___ Records for processing ___

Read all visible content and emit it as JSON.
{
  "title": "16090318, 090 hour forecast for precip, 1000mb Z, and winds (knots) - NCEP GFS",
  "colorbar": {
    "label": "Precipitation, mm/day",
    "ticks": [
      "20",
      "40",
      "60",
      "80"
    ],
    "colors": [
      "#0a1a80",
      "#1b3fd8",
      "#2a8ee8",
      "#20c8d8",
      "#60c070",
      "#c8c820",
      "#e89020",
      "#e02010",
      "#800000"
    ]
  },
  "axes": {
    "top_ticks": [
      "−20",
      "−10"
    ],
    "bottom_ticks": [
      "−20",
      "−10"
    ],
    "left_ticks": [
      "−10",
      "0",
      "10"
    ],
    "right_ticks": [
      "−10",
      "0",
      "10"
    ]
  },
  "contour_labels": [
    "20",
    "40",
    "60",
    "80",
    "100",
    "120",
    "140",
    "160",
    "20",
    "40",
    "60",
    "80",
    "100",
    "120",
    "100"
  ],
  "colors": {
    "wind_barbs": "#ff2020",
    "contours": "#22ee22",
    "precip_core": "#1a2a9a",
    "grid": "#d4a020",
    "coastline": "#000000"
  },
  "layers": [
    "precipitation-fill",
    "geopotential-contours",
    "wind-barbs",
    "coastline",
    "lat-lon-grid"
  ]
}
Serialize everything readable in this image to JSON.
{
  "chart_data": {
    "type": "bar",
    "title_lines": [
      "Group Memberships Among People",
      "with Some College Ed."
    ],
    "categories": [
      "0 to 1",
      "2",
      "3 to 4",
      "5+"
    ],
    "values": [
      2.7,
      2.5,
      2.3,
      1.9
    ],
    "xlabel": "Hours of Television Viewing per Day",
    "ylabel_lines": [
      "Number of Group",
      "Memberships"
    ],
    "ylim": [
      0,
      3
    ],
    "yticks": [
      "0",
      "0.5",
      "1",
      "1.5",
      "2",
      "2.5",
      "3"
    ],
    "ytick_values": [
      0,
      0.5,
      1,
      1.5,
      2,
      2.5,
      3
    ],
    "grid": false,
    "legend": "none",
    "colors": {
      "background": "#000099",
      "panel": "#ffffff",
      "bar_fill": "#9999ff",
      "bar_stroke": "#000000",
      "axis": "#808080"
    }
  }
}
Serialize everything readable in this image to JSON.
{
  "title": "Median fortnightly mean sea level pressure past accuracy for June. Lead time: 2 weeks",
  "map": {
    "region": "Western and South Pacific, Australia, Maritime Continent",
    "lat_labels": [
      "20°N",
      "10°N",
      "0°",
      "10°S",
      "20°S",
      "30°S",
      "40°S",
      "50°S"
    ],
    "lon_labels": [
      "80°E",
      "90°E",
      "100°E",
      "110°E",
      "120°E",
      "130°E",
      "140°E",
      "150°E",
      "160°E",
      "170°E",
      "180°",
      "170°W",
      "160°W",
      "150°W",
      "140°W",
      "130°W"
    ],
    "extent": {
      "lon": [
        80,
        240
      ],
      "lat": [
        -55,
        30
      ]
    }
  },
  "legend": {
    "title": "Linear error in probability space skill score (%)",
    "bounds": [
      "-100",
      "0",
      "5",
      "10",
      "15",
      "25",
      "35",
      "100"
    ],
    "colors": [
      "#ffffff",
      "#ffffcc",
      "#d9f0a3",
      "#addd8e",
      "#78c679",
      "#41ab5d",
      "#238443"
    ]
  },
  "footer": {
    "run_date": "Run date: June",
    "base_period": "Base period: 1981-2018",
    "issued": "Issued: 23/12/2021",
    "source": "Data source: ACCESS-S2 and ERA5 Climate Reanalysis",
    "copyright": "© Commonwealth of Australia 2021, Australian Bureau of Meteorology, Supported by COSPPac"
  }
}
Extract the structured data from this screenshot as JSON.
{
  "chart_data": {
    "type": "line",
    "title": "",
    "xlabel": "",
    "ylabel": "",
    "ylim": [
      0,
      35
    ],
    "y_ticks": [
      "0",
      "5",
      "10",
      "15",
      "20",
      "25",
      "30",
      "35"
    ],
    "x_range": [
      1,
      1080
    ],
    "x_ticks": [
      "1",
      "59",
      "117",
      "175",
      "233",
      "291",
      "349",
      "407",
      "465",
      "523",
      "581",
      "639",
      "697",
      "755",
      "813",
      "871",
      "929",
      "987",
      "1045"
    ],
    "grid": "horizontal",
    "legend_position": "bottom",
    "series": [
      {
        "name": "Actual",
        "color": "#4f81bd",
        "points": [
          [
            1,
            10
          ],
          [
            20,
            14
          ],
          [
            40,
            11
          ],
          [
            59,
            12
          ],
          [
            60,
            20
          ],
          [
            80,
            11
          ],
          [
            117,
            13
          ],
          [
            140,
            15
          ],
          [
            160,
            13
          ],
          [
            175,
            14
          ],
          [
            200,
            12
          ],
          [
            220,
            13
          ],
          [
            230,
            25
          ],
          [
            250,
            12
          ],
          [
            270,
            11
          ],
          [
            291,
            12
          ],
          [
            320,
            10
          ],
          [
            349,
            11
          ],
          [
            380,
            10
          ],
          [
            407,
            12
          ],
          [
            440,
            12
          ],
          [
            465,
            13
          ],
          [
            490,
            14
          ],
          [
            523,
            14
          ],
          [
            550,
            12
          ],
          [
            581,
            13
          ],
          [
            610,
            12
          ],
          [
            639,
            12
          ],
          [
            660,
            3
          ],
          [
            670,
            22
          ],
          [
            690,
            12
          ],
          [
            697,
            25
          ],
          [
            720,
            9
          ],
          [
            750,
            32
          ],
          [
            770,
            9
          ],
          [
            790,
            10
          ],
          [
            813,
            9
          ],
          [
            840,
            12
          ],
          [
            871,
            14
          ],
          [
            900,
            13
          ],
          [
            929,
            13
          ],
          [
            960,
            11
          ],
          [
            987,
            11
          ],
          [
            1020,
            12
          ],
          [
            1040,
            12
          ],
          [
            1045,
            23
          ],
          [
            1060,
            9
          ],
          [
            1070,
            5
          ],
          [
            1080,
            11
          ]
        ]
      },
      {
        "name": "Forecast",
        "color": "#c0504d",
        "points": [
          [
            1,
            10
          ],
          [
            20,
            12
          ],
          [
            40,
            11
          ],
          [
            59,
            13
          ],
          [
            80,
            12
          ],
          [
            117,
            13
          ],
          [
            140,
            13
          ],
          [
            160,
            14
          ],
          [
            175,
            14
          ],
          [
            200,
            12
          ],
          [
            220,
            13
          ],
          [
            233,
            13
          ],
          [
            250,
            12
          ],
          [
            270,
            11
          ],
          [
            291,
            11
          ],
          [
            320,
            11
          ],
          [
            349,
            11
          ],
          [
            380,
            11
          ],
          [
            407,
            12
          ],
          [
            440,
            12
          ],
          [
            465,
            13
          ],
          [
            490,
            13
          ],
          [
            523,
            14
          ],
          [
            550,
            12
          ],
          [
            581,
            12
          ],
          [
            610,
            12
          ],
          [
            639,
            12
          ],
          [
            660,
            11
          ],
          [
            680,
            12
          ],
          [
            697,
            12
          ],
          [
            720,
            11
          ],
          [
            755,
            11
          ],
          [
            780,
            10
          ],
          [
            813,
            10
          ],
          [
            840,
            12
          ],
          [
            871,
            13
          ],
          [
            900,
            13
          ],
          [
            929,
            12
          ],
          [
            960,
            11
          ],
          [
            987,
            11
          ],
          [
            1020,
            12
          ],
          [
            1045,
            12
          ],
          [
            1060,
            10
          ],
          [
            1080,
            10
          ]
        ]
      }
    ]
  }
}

___

Task directions:
Each line above must be printed exactly as it appears.

Task result:
Read all visible content and emit it as JSON.
{
  "title": "16090318, 090 hour forecast for precip, 1000mb Z, and winds (knots) - NCEP GFS",
  "colorbar": {
    "label": "Precipitation, mm/day",
    "ticks": [
      "20",
      "40",
      "60",
      "80"
    ],
    "colors": [
      "#0a1a80",
      "#1b3fd8",
      "#2a8ee8",
      "#20c8d8",
      "#60c070",
      "#c8c820",
      "#e89020",
      "#e02010",
      "#800000"
    ]
  },
  "axes": {
    "top_ticks": [
      "−20",
      "−10"
    ],
    "bottom_ticks": [
      "−20",
      "−10"
    ],
    "left_ticks": [
      "−10",
      "0",
      "10"
    ],
    "right_ticks": [
      "−10",
      "0",
      "10"
    ]
  },
  "contour_labels": [
    "20",
    "40",
    "60",
    "80",
    "100",
    "120",
    "140",
    "160",
    "20",
    "40",
    "60",
    "80",
    "100",
    "120",
    "100"
  ],
  "colors": {
    "wind_barbs": "#ff2020",
    "contours": "#22ee22",
    "precip_core": "#1a2a9a",
    "grid": "#d4a020",
    "coastline": "#000000"
  },
  "layers": [
    "precipitation-fill",
    "geopotential-contours",
    "wind-barbs",
    "coastline",
    "lat-lon-grid"
  ]
}
Serialize everything readable in this image to JSON.
{
  "chart_data": {
    "type": "bar",
    "title_lines": [
      "Group Memberships Among People",
      "with Some College Ed."
    ],
    "categories": [
      "0 to 1",
      "2",
      "3 to 4",
      "5+"
    ],
    "values": [
      2.7,
      2.5,
      2.3,
      1.9
    ],
    "xlabel": "Hours of Television Viewing per Day",
    "ylabel_lines": [
      "Number of Group",
      "Memberships"
    ],
    "ylim": [
      0,
      3
    ],
    "yticks": [
      "0",
      "0.5",
      "1",
      "1.5",
      "2",
      "2.5",
      "3"
    ],
    "ytick_values": [
      0,
      0.5,
      1,
      1.5,
      2,
      2.5,
      3
    ],
    "grid": false,
    "legend": "none",
    "colors": {
      "background": "#000099",
      "panel": "#ffffff",
      "bar_fill": "#9999ff",
      "bar_stroke": "#000000",
      "axis": "#808080"
    }
  }
}
Serialize everything readable in this image to JSON.
{
  "title": "Median fortnightly mean sea level pressure past accuracy for June. Lead time: 2 weeks",
  "map": {
    "region": "Western and South Pacific, Australia, Maritime Continent",
    "lat_labels": [
      "20°N",
      "10°N",
      "0°",
      "10°S",
      "20°S",
      "30°S",
      "40°S",
      "50°S"
    ],
    "lon_labels": [
      "80°E",
      "90°E",
      "100°E",
      "110°E",
      "120°E",
      "130°E",
      "140°E",
      "150°E",
      "160°E",
      "170°E",
      "180°",
      "170°W",
      "160°W",
      "150°W",
      "140°W",
      "130°W"
    ],
    "extent": {
      "lon": [
        80,
        240
      ],
      "lat": [
        -55,
        30
      ]
    }
  },
  "legend": {
    "title": "Linear error in probability space skill score (%)",
    "bounds": [
      "-100",
      "0",
      "5",
      "10",
      "15",
      "25",
      "35",
      "100"
    ],
    "colors": [
      "#ffffff",
      "#ffffcc",
      "#d9f0a3",
      "#addd8e",
      "#78c679",
      "#41ab5d",
      "#238443"
    ]
  },
  "footer": {
    "run_date": "Run date: June",
    "base_period": "Base period: 1981-2018",
    "issued": "Issued: 23/12/2021",
    "source": "Data source: ACCESS-S2 and ERA5 Climate Reanalysis",
    "copyright": "© Commonwealth of Australia 2021, Australian Bureau of Meteorology, Supported by COSPPac"
  }
}
Extract the structured data from this screenshot as JSON.
{
  "chart_data": {
    "type": "line",
    "title": "",
    "xlabel": "",
    "ylabel": "",
    "ylim": [
      0,
      35
    ],
    "y_ticks": [
      "0",
      "5",
      "10",
      "15",
      "20",
      "25",
      "30",
      "35"
    ],
    "x_range": [
      1,
      1080
    ],
    "x_ticks": [
      "1",
      "59",
      "117",
      "175",
      "233",
      "291",
      "349",
      "407",
      "465",
      "523",
      "581",
      "639",
      "697",
      "755",
      "813",
      "871",
      "929",
      "987",
      "1045"
    ],
    "grid": "horizontal",
    "legend_position": "bottom",
    "series": [
      {
        "name": "Actual",
        "color": "#4f81bd",
        "points": [
          [
            1,
            10
          ],
          [
            20,
            14
          ],
          [
            40,
            11
          ],
          [
            59,
            12
          ],
          [
            60,
            20
          ],
          [
            80,
            11
          ],
          [
            117,
            13
          ],
          [
            140,
            15
          ],
          [
            160,
            13
          ],
          [
            175,
            14
          ],
          [
            200,
            12
          ],
          [
            220,
            13
          ],
          [
            230,
            25
          ],
          [
            250,
            12
          ],
          [
            270,
            11
          ],
          [
            291,
            12
          ],
          [
            320,
            10
          ],
          [
            349,
            11
          ],
          [
            380,
            10
          ],
          [
            407,
            12
          ],
          [
            440,
            12
          ],
          [
            465,
            13
          ],
          [
            490,
            14
          ],
          [
            523,
            14
          ],
          [
            550,
            12
          ],
          [
            581,
            13
          ],
          [
            610,
            12
          ],
          [
            639,
            12
          ],
          [
            660,
            3
          ],
          [
            670,
            22
          ],
          [
            690,
            12
          ],
          [
            697,
            25
          ],
          [
            720,
            9
          ],
          [
            750,
            32
          ],
          [
            770,
            9
          ],
          [
            790,
            10
          ],
          [
            813,
            9
          ],
          [
            840,
            12
          ],
          [
            871,
            14
          ],
          [
            900,
            13
          ],
          [
            929,
            13
          ],
          [
            960,
            11
          ],
          [
            987,
            11
          ],
          [
            1020,
            12
          ],
          [
            1040,
            12
          ],
          [
            1045,
            23
          ],
          [
            1060,
            9
          ],
          [
            1070,
            5
          ],
          [
            1080,
            11
          ]
        ]
      },
      {
        "name": "Forecast",
        "color": "#c0504d",
        "points": [
          [
            1,
            10
          ],
          [
            20,
            12
          ],
          [
            40,
            11
          ],
          [
            59,
            13
          ],
          [
            80,
            12
          ],
          [
            117,
            13
          ],
          [
            140,
            13
          ],
          [
            160,
            14
          ],
          [
            175,
            14
          ],
          [
            200,
            12
          ],
          [
            220,
            13
          ],
          [
            233,
            13
          ],
          [
            250,
            12
          ],
          [
            270,
            11
          ],
          [
            291,
            11
          ],
          [
            320,
            11
          ],
          [
            349,
            11
          ],
          [
            380,
            11
          ],
          [
            407,
            12
          ],
          [
            440,
            12
          ],
          [
            465,
            13
          ],
          [
            490,
            13
          ],
          [
            523,
            14
          ],
          [
            550,
            12
          ],
          [
            581,
            12
          ],
          [
            610,
            12
          ],
          [
            639,
            12
          ],
          [
            660,
            11
          ],
          [
            680,
            12
          ],
          [
            697,
            12
          ],
          [
            720,
            11
          ],
          [
            755,
            11
          ],
          [
            780,
            10
          ],
          [
            813,
            10
          ],
          [
            840,
            12
          ],
          [
            871,
            13
          ],
          [
            900,
            13
          ],
          [
            929,
            12
          ],
          [
            960,
            11
          ],
          [
            987,
            11
          ],
          [
            1020,
            12
          ],
          [
            1045,
            12
          ],
          [
            1060,
            10
          ],
          [
            1080,
            10
          ]
        ]
      }
    ]
  }
}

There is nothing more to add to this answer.